● **Challenge**
Determine how many lines include "title". Give the number and nothing else.

● **Entries**
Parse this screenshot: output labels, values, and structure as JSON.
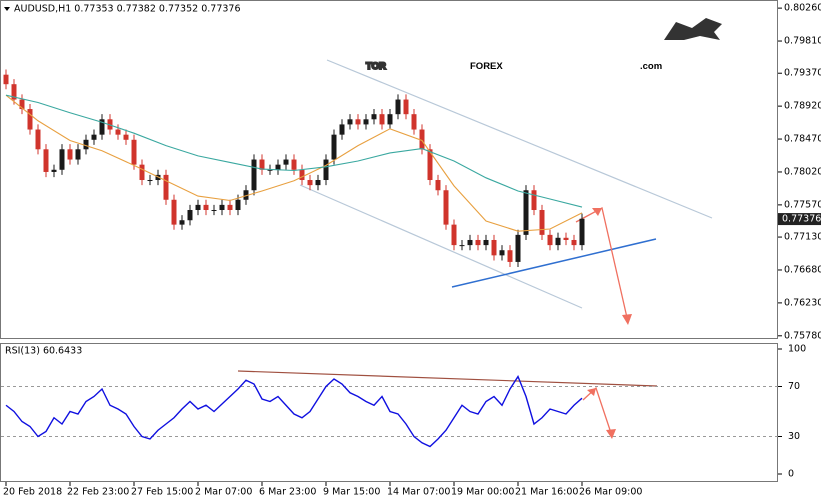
{
  "logo": {
    "prefix": "TOR",
    "brand": "FOREX",
    "suffix": ".com"
  },
  "chart_data": [
    {
      "type": "candlestick",
      "title": "AUDUSD,H1  0.77353 0.77382 0.77352 0.77376",
      "up_color": "#1a1a1a",
      "down_color": "#d0342c",
      "open": [
        0.7935,
        0.7922,
        0.7901,
        0.7888,
        0.786,
        0.7833,
        0.7802,
        0.7805,
        0.7833,
        0.7819,
        0.7833,
        0.7846,
        0.7853,
        0.7874,
        0.786,
        0.7853,
        0.7846,
        0.7812,
        0.7791,
        0.7791,
        0.7798,
        0.7764,
        0.773,
        0.7736,
        0.775,
        0.7757,
        0.775,
        0.775,
        0.7757,
        0.775,
        0.7764,
        0.7777,
        0.7819,
        0.7805,
        0.7805,
        0.7812,
        0.7819,
        0.7805,
        0.7791,
        0.7784,
        0.7791,
        0.7819,
        0.7853,
        0.7867,
        0.7874,
        0.7867,
        0.7874,
        0.7881,
        0.7867,
        0.7881,
        0.7901,
        0.7881,
        0.786,
        0.7833,
        0.7791,
        0.7777,
        0.773,
        0.7702,
        0.7702,
        0.7709,
        0.7702,
        0.7709,
        0.7688,
        0.7695,
        0.7679,
        0.7716,
        0.7777,
        0.775,
        0.7716,
        0.7702,
        0.7712,
        0.7709,
        0.7702
      ],
      "high": [
        0.7942,
        0.7929,
        0.7908,
        0.7895,
        0.7867,
        0.784,
        0.7812,
        0.784,
        0.784,
        0.784,
        0.7853,
        0.786,
        0.7881,
        0.7881,
        0.7867,
        0.786,
        0.7853,
        0.7819,
        0.7798,
        0.7805,
        0.7805,
        0.7771,
        0.7743,
        0.7757,
        0.7764,
        0.7764,
        0.7757,
        0.7764,
        0.7764,
        0.7771,
        0.7784,
        0.7826,
        0.7826,
        0.7812,
        0.7819,
        0.7826,
        0.7826,
        0.7812,
        0.7798,
        0.7798,
        0.7826,
        0.786,
        0.7874,
        0.7881,
        0.7881,
        0.7881,
        0.7888,
        0.7888,
        0.7888,
        0.7908,
        0.7908,
        0.7888,
        0.7867,
        0.784,
        0.7798,
        0.7784,
        0.7737,
        0.7709,
        0.7716,
        0.7716,
        0.7716,
        0.7716,
        0.7702,
        0.7702,
        0.7723,
        0.7784,
        0.7784,
        0.7757,
        0.7723,
        0.7719,
        0.7719,
        0.7716,
        0.7745
      ],
      "low": [
        0.7915,
        0.7894,
        0.7881,
        0.7853,
        0.7826,
        0.7795,
        0.7795,
        0.7798,
        0.7812,
        0.7812,
        0.7826,
        0.7839,
        0.7846,
        0.7853,
        0.7846,
        0.7839,
        0.7805,
        0.7784,
        0.7784,
        0.7784,
        0.7757,
        0.7723,
        0.7723,
        0.7729,
        0.7743,
        0.7743,
        0.7743,
        0.7743,
        0.7743,
        0.7743,
        0.7757,
        0.777,
        0.7798,
        0.7798,
        0.7798,
        0.7805,
        0.7798,
        0.7784,
        0.7777,
        0.7777,
        0.7784,
        0.7812,
        0.7846,
        0.786,
        0.786,
        0.786,
        0.7867,
        0.786,
        0.786,
        0.7874,
        0.7874,
        0.7853,
        0.7826,
        0.7784,
        0.777,
        0.7723,
        0.7695,
        0.7695,
        0.7695,
        0.7695,
        0.7695,
        0.7681,
        0.7681,
        0.7672,
        0.7672,
        0.7709,
        0.7743,
        0.7709,
        0.7695,
        0.7695,
        0.7702,
        0.7695,
        0.7695
      ],
      "close": [
        0.7922,
        0.7901,
        0.7888,
        0.786,
        0.7833,
        0.7802,
        0.7805,
        0.7833,
        0.7819,
        0.7833,
        0.7846,
        0.7853,
        0.7874,
        0.786,
        0.7853,
        0.7846,
        0.7812,
        0.7791,
        0.7791,
        0.7798,
        0.7764,
        0.773,
        0.7736,
        0.775,
        0.7757,
        0.775,
        0.775,
        0.7757,
        0.775,
        0.7764,
        0.7777,
        0.7819,
        0.7805,
        0.7805,
        0.7812,
        0.7819,
        0.7805,
        0.7791,
        0.7784,
        0.7791,
        0.7819,
        0.7853,
        0.7867,
        0.7874,
        0.7867,
        0.7874,
        0.7881,
        0.7867,
        0.7881,
        0.7901,
        0.7881,
        0.786,
        0.7833,
        0.7791,
        0.7777,
        0.773,
        0.7702,
        0.7702,
        0.7709,
        0.7702,
        0.7709,
        0.7688,
        0.7695,
        0.7679,
        0.7716,
        0.7777,
        0.775,
        0.7716,
        0.7702,
        0.7712,
        0.7709,
        0.7702,
        0.7738
      ],
      "series": [
        {
          "color": "#e8a040",
          "x": [
            0,
            4,
            8,
            12,
            16,
            20,
            24,
            28,
            32,
            36,
            40,
            44,
            48,
            52,
            56,
            60,
            64,
            68,
            72
          ],
          "values": [
            0.7907,
            0.7872,
            0.7845,
            0.7831,
            0.7811,
            0.779,
            0.7769,
            0.7763,
            0.7776,
            0.779,
            0.7811,
            0.7838,
            0.7861,
            0.7845,
            0.7783,
            0.7735,
            0.7721,
            0.7724,
            0.7746
          ]
        },
        {
          "color": "#3aa8a0",
          "x": [
            0,
            4,
            8,
            12,
            16,
            20,
            24,
            28,
            32,
            36,
            40,
            44,
            48,
            52,
            56,
            60,
            64,
            68,
            72
          ],
          "values": [
            0.7907,
            0.7897,
            0.7883,
            0.787,
            0.7855,
            0.7838,
            0.7824,
            0.7815,
            0.7806,
            0.7804,
            0.7809,
            0.7817,
            0.7828,
            0.7834,
            0.7817,
            0.7794,
            0.7776,
            0.7765,
            0.7754
          ]
        }
      ],
      "last_price": {
        "value": 0.77376,
        "label": "0.77376"
      },
      "ylim": [
        0.7575,
        0.8033
      ],
      "yticks": [
        {
          "value": 0.8026,
          "label": "0.80260"
        },
        {
          "value": 0.7981,
          "label": "0.79810"
        },
        {
          "value": 0.7937,
          "label": "0.79370"
        },
        {
          "value": 0.7892,
          "label": "0.78920"
        },
        {
          "value": 0.7847,
          "label": "0.78470"
        },
        {
          "value": 0.7802,
          "label": "0.78020"
        },
        {
          "value": 0.7757,
          "label": "0.77570"
        },
        {
          "value": 0.7713,
          "label": "0.77130"
        },
        {
          "value": 0.7668,
          "label": "0.76680"
        },
        {
          "value": 0.7623,
          "label": "0.76230"
        },
        {
          "value": 0.7578,
          "label": "0.75780"
        }
      ]
    },
    {
      "type": "line",
      "title": "RSI(13) 60.6433",
      "color": "#1010e0",
      "values": [
        55,
        50,
        42,
        38,
        30,
        34,
        45,
        40,
        50,
        48,
        58,
        62,
        68,
        55,
        52,
        48,
        38,
        30,
        28,
        35,
        40,
        45,
        52,
        58,
        52,
        55,
        50,
        56,
        62,
        68,
        75,
        72,
        60,
        58,
        62,
        55,
        48,
        45,
        50,
        60,
        70,
        76,
        72,
        65,
        62,
        58,
        55,
        62,
        50,
        48,
        40,
        30,
        25,
        22,
        28,
        35,
        45,
        55,
        50,
        48,
        58,
        62,
        55,
        68,
        78,
        62,
        40,
        45,
        52,
        50,
        48,
        55,
        60.6433
      ],
      "ylim": [
        0,
        100
      ],
      "yticks": [
        100,
        70,
        30,
        0
      ],
      "x_labels": [
        {
          "value": 0,
          "label": "20 Feb 2018"
        },
        {
          "value": 8,
          "label": "22 Feb 23:00"
        },
        {
          "value": 16,
          "label": "27 Feb 15:00"
        },
        {
          "value": 24,
          "label": "2 Mar 07:00"
        },
        {
          "value": 32,
          "label": "6 Mar 23:00"
        },
        {
          "value": 40,
          "label": "9 Mar 15:00"
        },
        {
          "value": 48,
          "label": "14 Mar 07:00"
        },
        {
          "value": 56,
          "label": "19 Mar 00:00"
        },
        {
          "value": 64,
          "label": "21 Mar 16:00"
        },
        {
          "value": 72,
          "label": "26 Mar 09:00"
        }
      ]
    }
  ]
}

● **Solved exercise**
2